### [EXERCISE INSTRUCTIONS]
Copy all records verbatim.

### [TASK INPUT]

▼▼▼

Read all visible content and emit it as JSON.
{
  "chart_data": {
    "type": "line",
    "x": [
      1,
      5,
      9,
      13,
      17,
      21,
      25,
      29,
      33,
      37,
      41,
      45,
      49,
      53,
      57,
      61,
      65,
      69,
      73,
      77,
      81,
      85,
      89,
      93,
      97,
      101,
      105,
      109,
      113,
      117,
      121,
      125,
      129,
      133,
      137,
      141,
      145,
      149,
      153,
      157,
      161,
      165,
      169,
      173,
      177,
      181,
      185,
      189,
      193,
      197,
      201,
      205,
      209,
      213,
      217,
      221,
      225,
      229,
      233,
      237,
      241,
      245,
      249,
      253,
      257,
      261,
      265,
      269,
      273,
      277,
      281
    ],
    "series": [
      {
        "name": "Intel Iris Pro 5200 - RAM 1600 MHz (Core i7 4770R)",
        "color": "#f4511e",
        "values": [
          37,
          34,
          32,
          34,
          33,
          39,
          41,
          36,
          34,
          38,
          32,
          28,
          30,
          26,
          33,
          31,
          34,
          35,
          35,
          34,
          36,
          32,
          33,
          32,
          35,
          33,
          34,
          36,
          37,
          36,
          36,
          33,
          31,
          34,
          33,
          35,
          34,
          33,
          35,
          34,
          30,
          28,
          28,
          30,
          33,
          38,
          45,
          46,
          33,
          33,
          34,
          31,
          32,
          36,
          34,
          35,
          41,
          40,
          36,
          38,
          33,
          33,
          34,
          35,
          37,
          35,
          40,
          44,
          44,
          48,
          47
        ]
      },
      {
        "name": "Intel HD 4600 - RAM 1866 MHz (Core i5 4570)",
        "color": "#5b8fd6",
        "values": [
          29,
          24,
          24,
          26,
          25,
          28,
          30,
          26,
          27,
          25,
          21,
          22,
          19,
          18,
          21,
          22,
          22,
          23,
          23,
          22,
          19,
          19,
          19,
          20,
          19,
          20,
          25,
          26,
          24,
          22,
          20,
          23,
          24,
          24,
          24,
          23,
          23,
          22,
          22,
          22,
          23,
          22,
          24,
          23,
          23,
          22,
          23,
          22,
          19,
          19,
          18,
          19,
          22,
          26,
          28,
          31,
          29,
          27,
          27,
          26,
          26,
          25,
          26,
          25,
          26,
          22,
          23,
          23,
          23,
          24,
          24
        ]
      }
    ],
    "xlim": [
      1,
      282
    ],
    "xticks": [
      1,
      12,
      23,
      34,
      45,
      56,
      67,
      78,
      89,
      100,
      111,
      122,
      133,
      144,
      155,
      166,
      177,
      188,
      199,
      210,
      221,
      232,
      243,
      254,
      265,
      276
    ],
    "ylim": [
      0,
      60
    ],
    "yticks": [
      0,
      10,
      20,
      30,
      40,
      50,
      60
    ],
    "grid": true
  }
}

▲▲▲

### [FULL RESPONSE]
Read all visible content and emit it as JSON.
{
  "chart_data": {
    "type": "line",
    "x": [
      1,
      5,
      9,
      13,
      17,
      21,
      25,
      29,
      33,
      37,
      41,
      45,
      49,
      53,
      57,
      61,
      65,
      69,
      73,
      77,
      81,
      85,
      89,
      93,
      97,
      101,
      105,
      109,
      113,
      117,
      121,
      125,
      129,
      133,
      137,
      141,
      145,
      149,
      153,
      157,
      161,
      165,
      169,
      173,
      177,
      181,
      185,
      189,
      193,
      197,
      201,
      205,
      209,
      213,
      217,
      221,
      225,
      229,
      233,
      237,
      241,
      245,
      249,
      253,
      257,
      261,
      265,
      269,
      273,
      277,
      281
    ],
    "series": [
      {
        "name": "Intel Iris Pro 5200 - RAM 1600 MHz (Core i7 4770R)",
        "color": "#f4511e",
        "values": [
          37,
          34,
          32,
          34,
          33,
          39,
          41,
          36,
          34,
          38,
          32,
          28,
          30,
          26,
          33,
          31,
          34,
          35,
          35,
          34,
          36,
          32,
          33,
          32,
          35,
          33,
          34,
          36,
          37,
          36,
          36,
          33,
          31,
          34,
          33,
          35,
          34,
          33,
          35,
          34,
          30,
          28,
          28,
          30,
          33,
          38,
          45,
          46,
          33,
          33,
          34,
          31,
          32,
          36,
          34,
          35,
          41,
          40,
          36,
          38,
          33,
          33,
          34,
          35,
          37,
          35,
          40,
          44,
          44,
          48,
          47
        ]
      },
      {
        "name": "Intel HD 4600 - RAM 1866 MHz (Core i5 4570)",
        "color": "#5b8fd6",
        "values": [
          29,
          24,
          24,
          26,
          25,
          28,
          30,
          26,
          27,
          25,
          21,
          22,
          19,
          18,
          21,
          22,
          22,
          23,
          23,
          22,
          19,
          19,
          19,
          20,
          19,
          20,
          25,
          26,
          24,
          22,
          20,
          23,
          24,
          24,
          24,
          23,
          23,
          22,
          22,
          22,
          23,
          22,
          24,
          23,
          23,
          22,
          23,
          22,
          19,
          19,
          18,
          19,
          22,
          26,
          28,
          31,
          29,
          27,
          27,
          26,
          26,
          25,
          26,
          25,
          26,
          22,
          23,
          23,
          23,
          24,
          24
        ]
      }
    ],
    "xlim": [
      1,
      282
    ],
    "xticks": [
      1,
      12,
      23,
      34,
      45,
      56,
      67,
      78,
      89,
      100,
      111,
      122,
      133,
      144,
      155,
      166,
      177,
      188,
      199,
      210,
      221,
      232,
      243,
      254,
      265,
      276
    ],
    "ylim": [
      0,
      60
    ],
    "yticks": [
      0,
      10,
      20,
      30,
      40,
      50,
      60
    ],
    "grid": true
  }
}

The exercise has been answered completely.